Instruction: The listing below should be written out exactly; please include all of it.

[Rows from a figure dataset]
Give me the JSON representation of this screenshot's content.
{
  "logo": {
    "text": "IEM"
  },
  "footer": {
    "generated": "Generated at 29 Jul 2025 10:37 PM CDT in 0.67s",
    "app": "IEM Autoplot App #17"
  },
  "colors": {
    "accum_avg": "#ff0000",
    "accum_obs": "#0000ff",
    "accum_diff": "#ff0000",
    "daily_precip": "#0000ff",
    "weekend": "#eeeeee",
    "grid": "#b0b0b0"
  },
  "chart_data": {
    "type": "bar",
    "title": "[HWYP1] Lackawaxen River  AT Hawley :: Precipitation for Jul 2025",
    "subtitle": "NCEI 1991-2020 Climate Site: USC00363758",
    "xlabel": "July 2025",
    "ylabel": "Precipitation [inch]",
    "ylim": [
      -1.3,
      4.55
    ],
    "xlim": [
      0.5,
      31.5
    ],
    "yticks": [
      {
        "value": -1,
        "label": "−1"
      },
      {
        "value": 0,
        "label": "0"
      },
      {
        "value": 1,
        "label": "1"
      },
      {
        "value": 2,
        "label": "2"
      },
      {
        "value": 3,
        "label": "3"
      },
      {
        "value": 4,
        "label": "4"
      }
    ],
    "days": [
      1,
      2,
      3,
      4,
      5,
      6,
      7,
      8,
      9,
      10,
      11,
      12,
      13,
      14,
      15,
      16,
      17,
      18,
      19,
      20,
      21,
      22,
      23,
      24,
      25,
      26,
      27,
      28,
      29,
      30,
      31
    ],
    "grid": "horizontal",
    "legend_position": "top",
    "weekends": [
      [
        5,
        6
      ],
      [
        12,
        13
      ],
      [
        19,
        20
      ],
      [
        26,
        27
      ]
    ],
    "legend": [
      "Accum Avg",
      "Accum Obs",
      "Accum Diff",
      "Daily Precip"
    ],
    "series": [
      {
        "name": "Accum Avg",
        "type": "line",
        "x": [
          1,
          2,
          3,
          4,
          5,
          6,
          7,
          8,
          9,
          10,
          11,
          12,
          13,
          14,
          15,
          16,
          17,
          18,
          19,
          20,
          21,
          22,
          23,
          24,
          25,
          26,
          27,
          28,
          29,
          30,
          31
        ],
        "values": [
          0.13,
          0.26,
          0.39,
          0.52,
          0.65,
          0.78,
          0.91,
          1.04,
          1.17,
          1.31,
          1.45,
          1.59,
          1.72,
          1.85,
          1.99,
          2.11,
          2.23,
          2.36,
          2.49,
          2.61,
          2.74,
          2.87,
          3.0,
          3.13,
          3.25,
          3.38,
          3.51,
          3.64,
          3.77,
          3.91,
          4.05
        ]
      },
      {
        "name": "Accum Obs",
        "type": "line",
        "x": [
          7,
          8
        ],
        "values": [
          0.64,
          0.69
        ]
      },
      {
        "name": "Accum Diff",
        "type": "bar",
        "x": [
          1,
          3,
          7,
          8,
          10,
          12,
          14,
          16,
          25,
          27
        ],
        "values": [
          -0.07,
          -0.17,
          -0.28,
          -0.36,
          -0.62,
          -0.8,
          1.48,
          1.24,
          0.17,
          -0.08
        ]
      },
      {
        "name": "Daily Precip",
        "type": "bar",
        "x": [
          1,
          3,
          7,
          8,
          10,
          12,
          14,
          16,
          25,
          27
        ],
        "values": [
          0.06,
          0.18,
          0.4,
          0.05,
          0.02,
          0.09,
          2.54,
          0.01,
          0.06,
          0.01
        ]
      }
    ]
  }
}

The output:
Give me the JSON representation of this screenshot's content.
{
  "logo": {
    "text": "IEM"
  },
  "footer": {
    "generated": "Generated at 29 Jul 2025 10:37 PM CDT in 0.67s",
    "app": "IEM Autoplot App #17"
  },
  "colors": {
    "accum_avg": "#ff0000",
    "accum_obs": "#0000ff",
    "accum_diff": "#ff0000",
    "daily_precip": "#0000ff",
    "weekend": "#eeeeee",
    "grid": "#b0b0b0"
  },
  "chart_data": {
    "type": "bar",
    "title": "[HWYP1] Lackawaxen River  AT Hawley :: Precipitation for Jul 2025",
    "subtitle": "NCEI 1991-2020 Climate Site: USC00363758",
    "xlabel": "July 2025",
    "ylabel": "Precipitation [inch]",
    "ylim": [
      -1.3,
      4.55
    ],
    "xlim": [
      0.5,
      31.5
    ],
    "yticks": [
      {
        "value": -1,
        "label": "−1"
      },
      {
        "value": 0,
        "label": "0"
      },
      {
        "value": 1,
        "label": "1"
      },
      {
        "value": 2,
        "label": "2"
      },
      {
        "value": 3,
        "label": "3"
      },
      {
        "value": 4,
        "label": "4"
      }
    ],
    "days": [
      1,
      2,
      3,
      4,
      5,
      6,
      7,
      8,
      9,
      10,
      11,
      12,
      13,
      14,
      15,
      16,
      17,
      18,
      19,
      20,
      21,
      22,
      23,
      24,
      25,
      26,
      27,
      28,
      29,
      30,
      31
    ],
    "grid": "horizontal",
    "legend_position": "top",
    "weekends": [
      [
        5,
        6
      ],
      [
        12,
        13
      ],
      [
        19,
        20
      ],
      [
        26,
        27
      ]
    ],
    "legend": [
      "Accum Avg",
      "Accum Obs",
      "Accum Diff",
      "Daily Precip"
    ],
    "series": [
      {
        "name": "Accum Avg",
        "type": "line",
        "x": [
          1,
          2,
          3,
          4,
          5,
          6,
          7,
          8,
          9,
          10,
          11,
          12,
          13,
          14,
          15,
          16,
          17,
          18,
          19,
          20,
          21,
          22,
          23,
          24,
          25,
          26,
          27,
          28,
          29,
          30,
          31
        ],
        "values": [
          0.13,
          0.26,
          0.39,
          0.52,
          0.65,
          0.78,
          0.91,
          1.04,
          1.17,
          1.31,
          1.45,
          1.59,
          1.72,
          1.85,
          1.99,
          2.11,
          2.23,
          2.36,
          2.49,
          2.61,
          2.74,
          2.87,
          3.0,
          3.13,
          3.25,
          3.38,
          3.51,
          3.64,
          3.77,
          3.91,
          4.05
        ]
      },
      {
        "name": "Accum Obs",
        "type": "line",
        "x": [
          7,
          8
        ],
        "values": [
          0.64,
          0.69
        ]
      },
      {
        "name": "Accum Diff",
        "type": "bar",
        "x": [
          1,
          3,
          7,
          8,
          10,
          12,
          14,
          16,
          25,
          27
        ],
        "values": [
          -0.07,
          -0.17,
          -0.28,
          -0.36,
          -0.62,
          -0.8,
          1.48,
          1.24,
          0.17,
          -0.08
        ]
      },
      {
        "name": "Daily Precip",
        "type": "bar",
        "x": [
          1,
          3,
          7,
          8,
          10,
          12,
          14,
          16,
          25,
          27
        ],
        "values": [
          0.06,
          0.18,
          0.4,
          0.05,
          0.02,
          0.09,
          2.54,
          0.01,
          0.06,
          0.01
        ]
      }
    ]
  }
}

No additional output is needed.